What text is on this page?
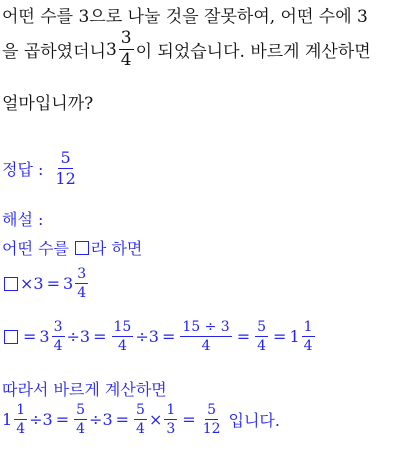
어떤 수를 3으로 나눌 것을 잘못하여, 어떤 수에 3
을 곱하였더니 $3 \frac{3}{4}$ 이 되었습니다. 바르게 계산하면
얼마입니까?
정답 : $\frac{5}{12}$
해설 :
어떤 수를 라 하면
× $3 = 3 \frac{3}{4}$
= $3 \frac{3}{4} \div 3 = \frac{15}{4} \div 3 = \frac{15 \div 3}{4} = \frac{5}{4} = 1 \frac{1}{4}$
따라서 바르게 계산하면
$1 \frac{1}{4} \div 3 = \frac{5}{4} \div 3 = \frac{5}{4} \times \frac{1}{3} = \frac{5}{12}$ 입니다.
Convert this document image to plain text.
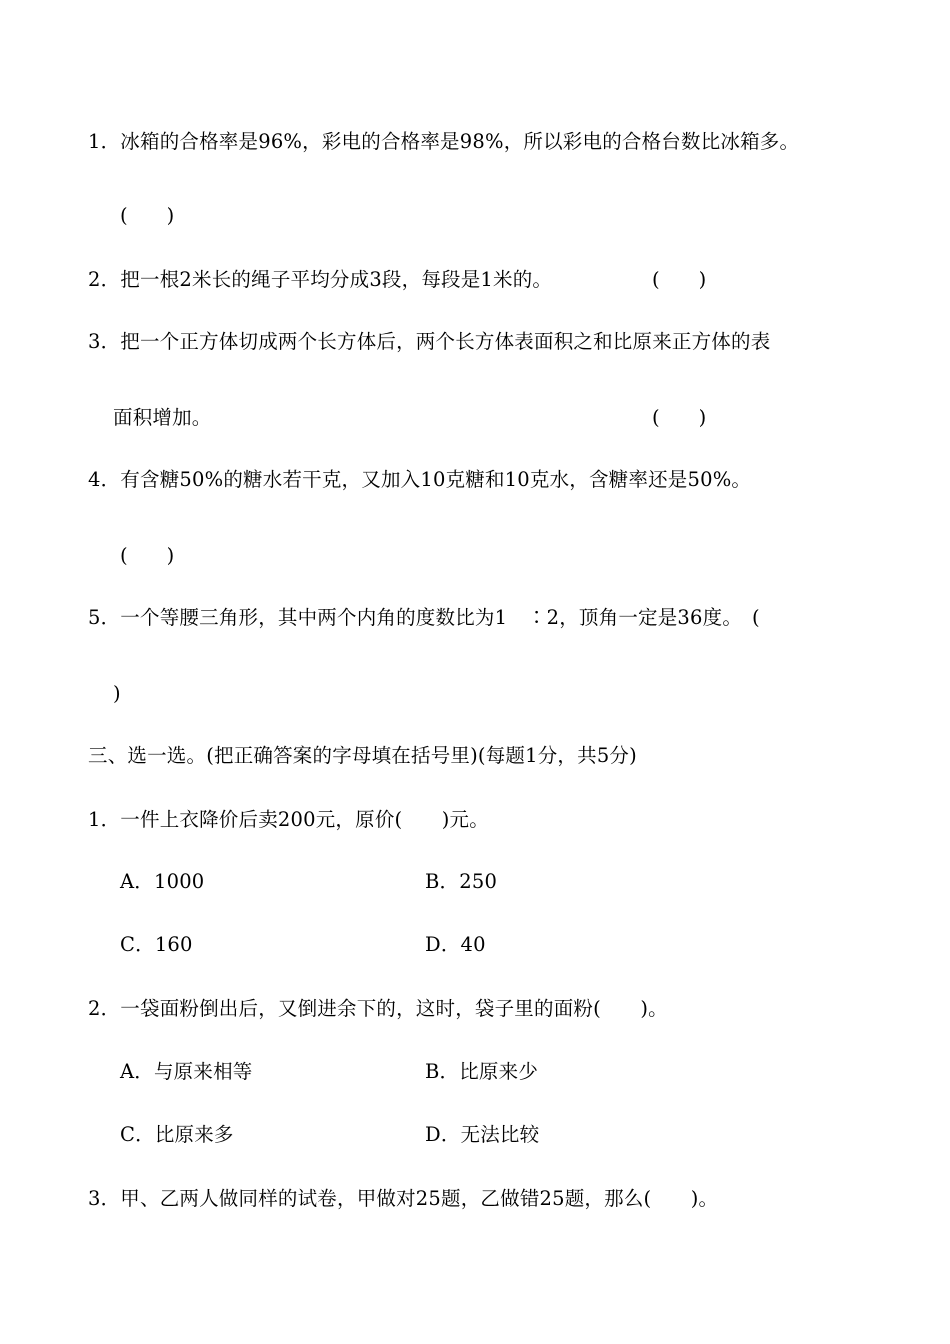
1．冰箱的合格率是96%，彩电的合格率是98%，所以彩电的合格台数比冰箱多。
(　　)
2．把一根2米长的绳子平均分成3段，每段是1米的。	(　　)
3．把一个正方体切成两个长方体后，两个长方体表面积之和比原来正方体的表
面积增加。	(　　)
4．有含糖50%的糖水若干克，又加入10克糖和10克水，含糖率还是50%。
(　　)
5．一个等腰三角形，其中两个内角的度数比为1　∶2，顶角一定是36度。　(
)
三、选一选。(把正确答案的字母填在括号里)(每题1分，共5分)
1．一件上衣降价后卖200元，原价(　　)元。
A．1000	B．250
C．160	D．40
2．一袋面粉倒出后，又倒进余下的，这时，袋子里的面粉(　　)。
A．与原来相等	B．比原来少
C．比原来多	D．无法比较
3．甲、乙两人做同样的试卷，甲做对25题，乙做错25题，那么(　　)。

--

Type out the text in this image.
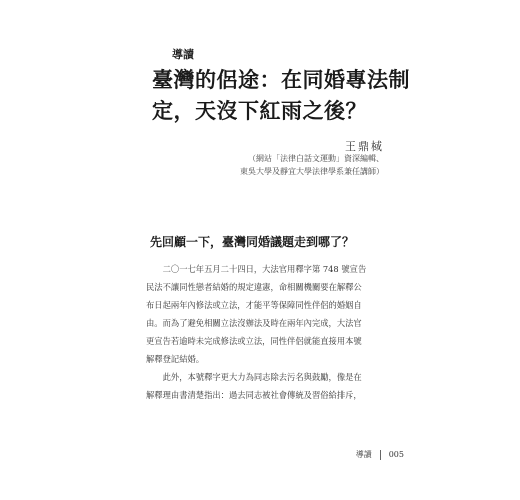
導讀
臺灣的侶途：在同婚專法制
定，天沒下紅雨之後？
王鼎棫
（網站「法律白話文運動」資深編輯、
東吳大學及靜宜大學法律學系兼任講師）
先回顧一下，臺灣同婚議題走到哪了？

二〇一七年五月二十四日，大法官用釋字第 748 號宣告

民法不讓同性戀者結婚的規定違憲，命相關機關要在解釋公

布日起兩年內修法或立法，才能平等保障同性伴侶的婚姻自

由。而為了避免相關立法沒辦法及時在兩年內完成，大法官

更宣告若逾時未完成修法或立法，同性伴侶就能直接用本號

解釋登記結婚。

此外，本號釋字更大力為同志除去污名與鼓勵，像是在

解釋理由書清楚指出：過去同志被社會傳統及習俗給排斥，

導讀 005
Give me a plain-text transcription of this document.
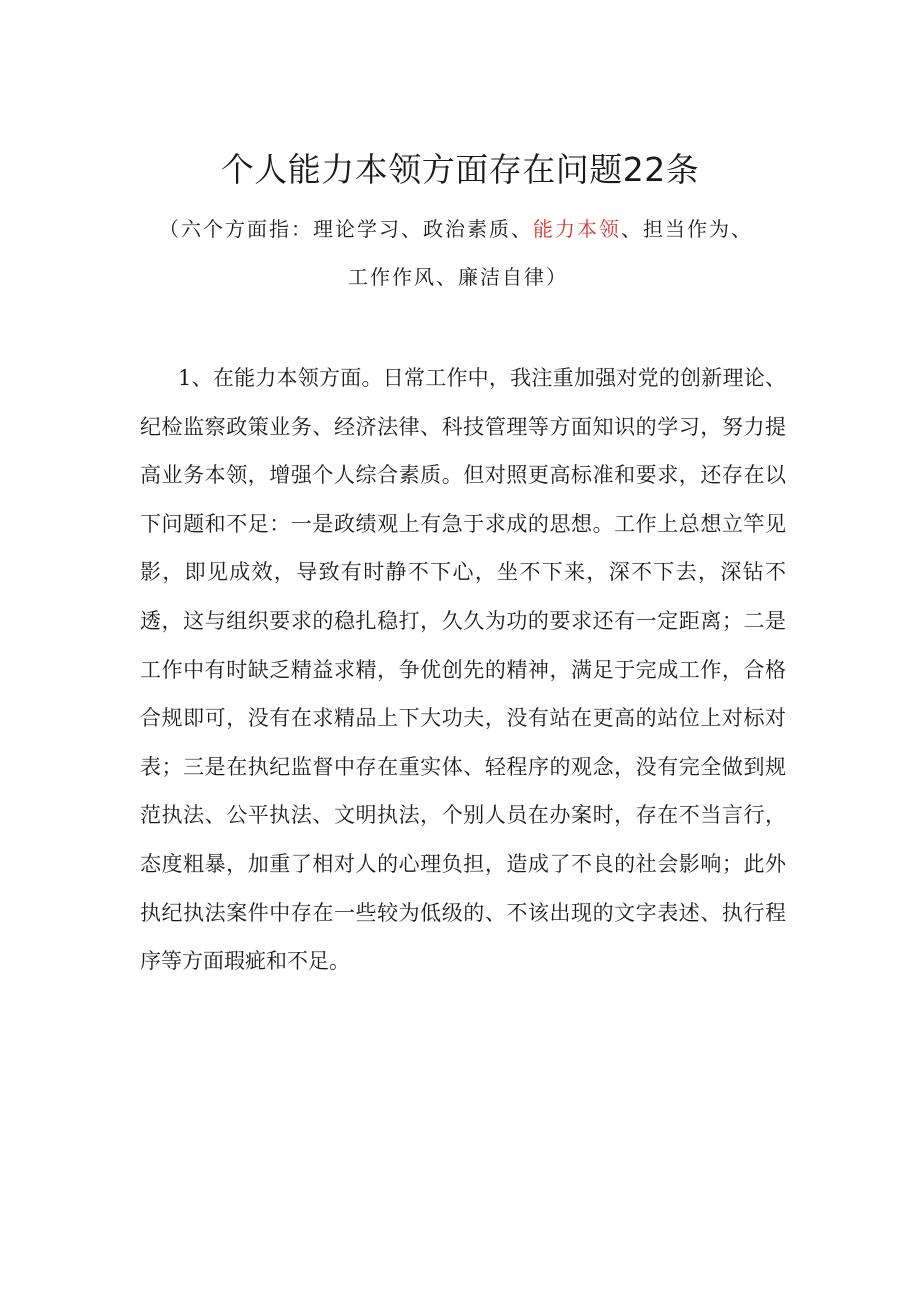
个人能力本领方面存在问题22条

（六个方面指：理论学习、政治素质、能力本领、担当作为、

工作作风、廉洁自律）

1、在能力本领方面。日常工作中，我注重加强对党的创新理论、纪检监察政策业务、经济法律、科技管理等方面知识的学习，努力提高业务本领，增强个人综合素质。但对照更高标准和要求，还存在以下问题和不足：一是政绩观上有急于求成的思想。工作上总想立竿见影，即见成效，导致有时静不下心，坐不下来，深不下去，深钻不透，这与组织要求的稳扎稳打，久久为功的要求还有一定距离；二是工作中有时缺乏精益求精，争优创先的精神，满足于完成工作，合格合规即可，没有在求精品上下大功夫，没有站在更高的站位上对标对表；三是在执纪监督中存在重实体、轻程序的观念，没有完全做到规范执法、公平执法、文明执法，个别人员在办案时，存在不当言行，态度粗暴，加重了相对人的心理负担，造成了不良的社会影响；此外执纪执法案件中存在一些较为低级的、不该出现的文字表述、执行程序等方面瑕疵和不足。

**Instruction:** Extract each line from the entries above that contains the string "계산하면".

**Solution for this exercise:**
을 곱하였더니 $3 \frac{3}{4}$ 이 되었습니다. 바르게 계산하면
따라서 바르게 계산하면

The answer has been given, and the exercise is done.